Objective: State how many lines of the listing below include the word "with". Give only the number.

Entries:
** Begin **

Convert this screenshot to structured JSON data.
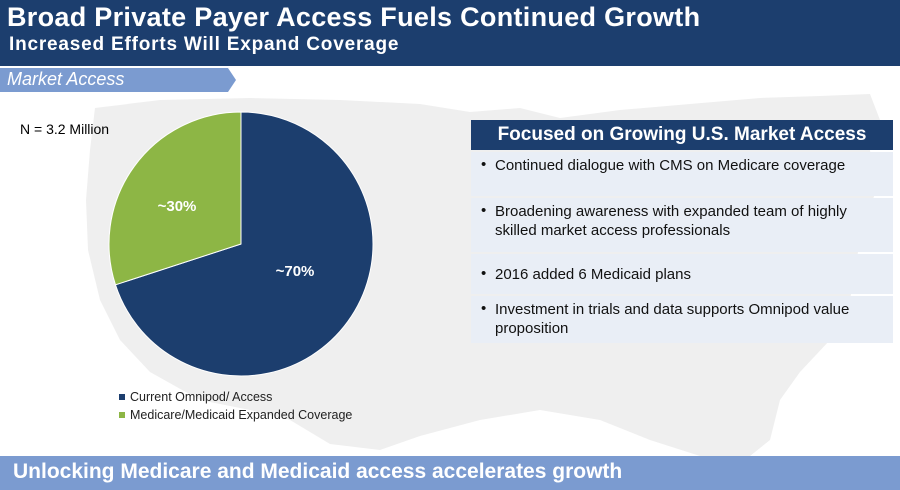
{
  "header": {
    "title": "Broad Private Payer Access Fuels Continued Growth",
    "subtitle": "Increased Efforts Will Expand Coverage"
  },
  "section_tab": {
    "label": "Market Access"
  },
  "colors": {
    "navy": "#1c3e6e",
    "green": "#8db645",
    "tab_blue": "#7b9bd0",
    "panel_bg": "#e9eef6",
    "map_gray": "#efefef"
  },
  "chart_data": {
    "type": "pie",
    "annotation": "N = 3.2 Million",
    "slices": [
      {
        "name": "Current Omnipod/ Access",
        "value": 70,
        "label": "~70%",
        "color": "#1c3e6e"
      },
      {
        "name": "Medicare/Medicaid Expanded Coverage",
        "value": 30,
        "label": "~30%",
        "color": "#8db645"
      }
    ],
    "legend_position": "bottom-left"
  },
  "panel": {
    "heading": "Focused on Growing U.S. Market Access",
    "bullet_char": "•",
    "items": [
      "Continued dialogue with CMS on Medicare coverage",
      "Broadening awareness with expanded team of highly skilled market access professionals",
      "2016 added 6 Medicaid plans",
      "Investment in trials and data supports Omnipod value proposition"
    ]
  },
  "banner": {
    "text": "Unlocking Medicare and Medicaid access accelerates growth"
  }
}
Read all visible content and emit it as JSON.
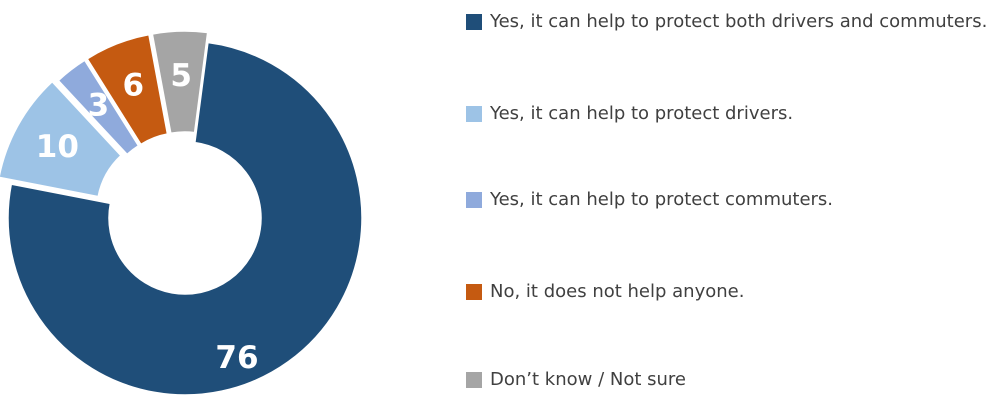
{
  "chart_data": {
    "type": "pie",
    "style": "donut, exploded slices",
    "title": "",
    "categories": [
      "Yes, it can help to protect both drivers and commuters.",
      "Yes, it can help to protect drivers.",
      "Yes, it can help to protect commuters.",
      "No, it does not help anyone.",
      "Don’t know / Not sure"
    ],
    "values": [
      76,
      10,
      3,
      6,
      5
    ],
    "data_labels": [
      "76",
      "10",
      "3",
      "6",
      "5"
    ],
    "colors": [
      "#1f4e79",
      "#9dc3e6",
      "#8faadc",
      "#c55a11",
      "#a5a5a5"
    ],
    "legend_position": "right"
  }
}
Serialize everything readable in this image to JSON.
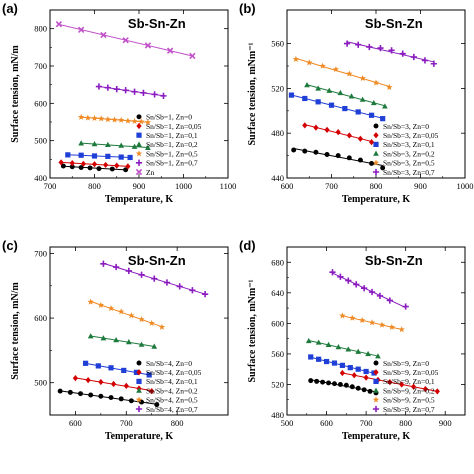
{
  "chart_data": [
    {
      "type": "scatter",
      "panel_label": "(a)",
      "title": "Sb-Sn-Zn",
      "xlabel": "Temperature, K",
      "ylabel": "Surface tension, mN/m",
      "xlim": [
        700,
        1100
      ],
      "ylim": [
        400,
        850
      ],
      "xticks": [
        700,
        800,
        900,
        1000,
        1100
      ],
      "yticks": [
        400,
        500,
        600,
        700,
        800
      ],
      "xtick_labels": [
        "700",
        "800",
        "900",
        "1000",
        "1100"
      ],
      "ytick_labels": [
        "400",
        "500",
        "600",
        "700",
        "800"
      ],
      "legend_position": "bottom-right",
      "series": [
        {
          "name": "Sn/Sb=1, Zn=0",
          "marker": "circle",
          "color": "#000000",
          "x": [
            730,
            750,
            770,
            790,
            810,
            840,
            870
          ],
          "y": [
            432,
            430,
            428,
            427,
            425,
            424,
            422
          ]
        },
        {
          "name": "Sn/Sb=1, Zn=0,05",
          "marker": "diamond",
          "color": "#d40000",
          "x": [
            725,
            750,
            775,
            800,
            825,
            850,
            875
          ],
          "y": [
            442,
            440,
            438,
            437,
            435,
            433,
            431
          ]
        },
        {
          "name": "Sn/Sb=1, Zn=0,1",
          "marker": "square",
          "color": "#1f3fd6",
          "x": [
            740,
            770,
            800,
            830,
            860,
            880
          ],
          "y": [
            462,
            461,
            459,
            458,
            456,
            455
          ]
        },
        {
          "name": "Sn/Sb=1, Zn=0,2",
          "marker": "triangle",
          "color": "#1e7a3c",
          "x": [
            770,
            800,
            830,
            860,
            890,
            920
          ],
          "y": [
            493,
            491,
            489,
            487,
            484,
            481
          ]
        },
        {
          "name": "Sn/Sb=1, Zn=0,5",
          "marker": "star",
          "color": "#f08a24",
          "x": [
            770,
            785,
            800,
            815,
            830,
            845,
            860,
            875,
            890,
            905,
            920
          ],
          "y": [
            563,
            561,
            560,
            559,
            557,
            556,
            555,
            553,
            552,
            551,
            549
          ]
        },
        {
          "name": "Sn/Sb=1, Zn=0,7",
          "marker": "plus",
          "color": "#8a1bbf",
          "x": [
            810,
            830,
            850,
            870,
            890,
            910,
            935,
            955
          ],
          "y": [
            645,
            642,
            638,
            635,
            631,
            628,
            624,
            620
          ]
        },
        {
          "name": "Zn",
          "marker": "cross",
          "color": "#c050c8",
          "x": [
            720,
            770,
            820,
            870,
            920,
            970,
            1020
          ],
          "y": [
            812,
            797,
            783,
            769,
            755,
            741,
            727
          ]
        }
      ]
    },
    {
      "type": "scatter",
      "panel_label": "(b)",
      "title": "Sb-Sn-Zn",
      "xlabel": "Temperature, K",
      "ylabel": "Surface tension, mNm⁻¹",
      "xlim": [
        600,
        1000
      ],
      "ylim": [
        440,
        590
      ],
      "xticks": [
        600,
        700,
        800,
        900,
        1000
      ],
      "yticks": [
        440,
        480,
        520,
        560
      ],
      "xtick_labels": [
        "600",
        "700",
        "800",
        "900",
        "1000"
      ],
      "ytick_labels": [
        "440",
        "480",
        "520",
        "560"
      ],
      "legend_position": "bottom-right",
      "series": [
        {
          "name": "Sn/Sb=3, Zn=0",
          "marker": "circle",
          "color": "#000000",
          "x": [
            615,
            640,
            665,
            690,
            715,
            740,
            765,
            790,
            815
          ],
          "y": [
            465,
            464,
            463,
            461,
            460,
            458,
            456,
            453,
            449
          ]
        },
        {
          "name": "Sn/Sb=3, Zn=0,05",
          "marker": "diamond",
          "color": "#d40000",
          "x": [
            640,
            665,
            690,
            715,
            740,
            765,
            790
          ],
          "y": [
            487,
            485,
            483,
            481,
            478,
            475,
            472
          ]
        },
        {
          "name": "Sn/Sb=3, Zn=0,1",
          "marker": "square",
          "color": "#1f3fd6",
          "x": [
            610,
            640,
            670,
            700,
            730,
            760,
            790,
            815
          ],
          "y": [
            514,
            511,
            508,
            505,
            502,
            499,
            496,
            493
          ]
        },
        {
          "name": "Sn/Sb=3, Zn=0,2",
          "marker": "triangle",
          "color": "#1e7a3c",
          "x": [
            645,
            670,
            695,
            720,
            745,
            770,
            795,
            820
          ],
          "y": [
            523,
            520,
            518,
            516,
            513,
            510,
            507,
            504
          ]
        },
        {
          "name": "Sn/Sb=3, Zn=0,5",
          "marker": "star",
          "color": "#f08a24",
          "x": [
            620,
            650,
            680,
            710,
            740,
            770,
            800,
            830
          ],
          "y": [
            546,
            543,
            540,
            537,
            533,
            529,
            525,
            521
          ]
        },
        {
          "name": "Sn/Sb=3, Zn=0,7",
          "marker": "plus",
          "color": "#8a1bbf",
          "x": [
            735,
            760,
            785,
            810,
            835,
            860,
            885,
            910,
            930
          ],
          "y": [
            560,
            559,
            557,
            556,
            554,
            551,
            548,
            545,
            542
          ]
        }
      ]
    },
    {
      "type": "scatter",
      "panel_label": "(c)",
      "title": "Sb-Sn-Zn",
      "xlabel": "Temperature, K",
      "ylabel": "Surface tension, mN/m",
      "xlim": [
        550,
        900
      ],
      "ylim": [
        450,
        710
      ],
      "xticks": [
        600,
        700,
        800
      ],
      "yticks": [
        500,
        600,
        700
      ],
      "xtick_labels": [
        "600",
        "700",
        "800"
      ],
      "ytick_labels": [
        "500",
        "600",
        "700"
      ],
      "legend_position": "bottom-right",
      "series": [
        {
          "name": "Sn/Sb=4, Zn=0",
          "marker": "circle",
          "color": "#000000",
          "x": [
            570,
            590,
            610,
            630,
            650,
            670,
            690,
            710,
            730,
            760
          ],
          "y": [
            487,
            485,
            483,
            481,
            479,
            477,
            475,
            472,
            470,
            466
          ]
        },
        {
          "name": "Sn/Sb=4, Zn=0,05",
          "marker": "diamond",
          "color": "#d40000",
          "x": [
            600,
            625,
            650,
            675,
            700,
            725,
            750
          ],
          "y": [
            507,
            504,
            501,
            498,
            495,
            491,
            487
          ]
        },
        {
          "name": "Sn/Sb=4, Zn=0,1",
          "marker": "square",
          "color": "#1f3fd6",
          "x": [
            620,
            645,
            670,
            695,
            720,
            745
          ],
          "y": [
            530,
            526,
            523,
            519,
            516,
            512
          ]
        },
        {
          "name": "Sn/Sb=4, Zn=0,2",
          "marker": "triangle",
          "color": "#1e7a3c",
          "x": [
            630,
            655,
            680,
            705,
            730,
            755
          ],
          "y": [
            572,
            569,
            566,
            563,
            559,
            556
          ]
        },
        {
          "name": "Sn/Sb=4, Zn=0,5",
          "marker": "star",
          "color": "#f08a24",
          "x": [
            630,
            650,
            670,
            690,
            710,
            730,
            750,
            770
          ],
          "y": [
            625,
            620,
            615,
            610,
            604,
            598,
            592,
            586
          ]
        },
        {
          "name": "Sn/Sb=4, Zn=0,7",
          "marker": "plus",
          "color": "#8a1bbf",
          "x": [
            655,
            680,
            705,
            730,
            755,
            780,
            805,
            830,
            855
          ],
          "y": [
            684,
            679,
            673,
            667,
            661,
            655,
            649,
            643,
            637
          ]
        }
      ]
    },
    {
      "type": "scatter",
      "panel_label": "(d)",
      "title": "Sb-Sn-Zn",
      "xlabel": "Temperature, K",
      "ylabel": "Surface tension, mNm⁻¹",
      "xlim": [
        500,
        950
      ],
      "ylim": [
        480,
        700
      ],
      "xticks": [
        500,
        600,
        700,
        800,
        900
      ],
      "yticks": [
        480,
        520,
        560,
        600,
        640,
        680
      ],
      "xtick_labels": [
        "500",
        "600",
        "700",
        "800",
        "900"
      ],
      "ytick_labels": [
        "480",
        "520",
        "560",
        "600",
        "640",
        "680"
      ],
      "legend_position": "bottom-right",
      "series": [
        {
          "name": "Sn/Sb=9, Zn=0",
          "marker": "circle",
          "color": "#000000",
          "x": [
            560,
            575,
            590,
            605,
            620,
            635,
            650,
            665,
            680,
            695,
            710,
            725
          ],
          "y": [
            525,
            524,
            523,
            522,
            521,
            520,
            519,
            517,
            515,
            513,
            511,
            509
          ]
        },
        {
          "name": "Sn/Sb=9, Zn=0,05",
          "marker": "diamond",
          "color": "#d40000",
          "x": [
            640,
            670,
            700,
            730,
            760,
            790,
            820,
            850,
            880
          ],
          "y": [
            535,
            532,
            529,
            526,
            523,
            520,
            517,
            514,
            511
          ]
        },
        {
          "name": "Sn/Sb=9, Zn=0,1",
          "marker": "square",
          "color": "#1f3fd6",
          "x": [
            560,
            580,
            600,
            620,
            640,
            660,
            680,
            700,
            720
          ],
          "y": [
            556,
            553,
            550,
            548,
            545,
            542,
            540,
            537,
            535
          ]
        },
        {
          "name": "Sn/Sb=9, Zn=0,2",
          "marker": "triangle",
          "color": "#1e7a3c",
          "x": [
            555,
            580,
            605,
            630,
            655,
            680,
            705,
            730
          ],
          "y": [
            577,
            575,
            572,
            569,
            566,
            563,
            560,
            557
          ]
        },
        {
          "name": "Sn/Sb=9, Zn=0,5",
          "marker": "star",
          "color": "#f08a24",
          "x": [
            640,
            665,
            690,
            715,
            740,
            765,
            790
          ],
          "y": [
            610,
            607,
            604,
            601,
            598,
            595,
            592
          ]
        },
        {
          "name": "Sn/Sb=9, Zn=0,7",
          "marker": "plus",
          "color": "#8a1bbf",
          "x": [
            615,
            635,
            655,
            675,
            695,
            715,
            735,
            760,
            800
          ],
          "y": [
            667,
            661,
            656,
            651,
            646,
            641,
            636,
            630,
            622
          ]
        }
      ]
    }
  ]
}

** End **
** Begin **

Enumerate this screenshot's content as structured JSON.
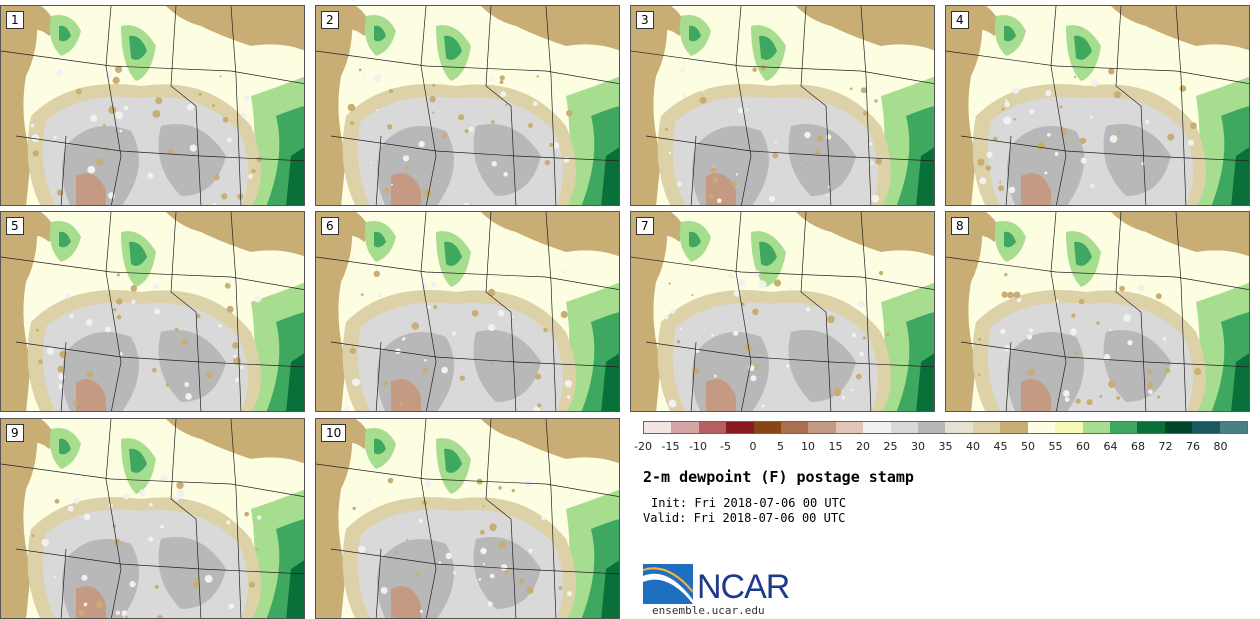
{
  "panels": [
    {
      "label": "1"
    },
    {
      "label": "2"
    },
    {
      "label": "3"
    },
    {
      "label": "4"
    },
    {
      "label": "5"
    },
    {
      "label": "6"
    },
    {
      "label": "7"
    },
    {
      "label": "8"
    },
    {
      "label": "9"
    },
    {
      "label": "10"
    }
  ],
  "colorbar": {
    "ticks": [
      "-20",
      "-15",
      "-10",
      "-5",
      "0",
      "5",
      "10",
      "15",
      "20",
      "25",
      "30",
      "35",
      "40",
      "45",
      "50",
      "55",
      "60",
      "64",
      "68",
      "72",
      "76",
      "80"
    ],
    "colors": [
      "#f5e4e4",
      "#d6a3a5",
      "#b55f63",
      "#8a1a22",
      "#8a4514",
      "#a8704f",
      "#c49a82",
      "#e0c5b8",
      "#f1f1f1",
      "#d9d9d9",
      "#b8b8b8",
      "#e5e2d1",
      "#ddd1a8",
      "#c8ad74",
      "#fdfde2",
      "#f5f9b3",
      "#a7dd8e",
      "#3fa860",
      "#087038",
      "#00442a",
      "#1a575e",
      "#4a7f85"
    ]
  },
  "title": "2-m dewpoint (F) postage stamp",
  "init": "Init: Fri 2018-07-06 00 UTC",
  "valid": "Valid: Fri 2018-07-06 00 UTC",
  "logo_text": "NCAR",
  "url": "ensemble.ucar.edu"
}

** End **

Answer to the exercise: 2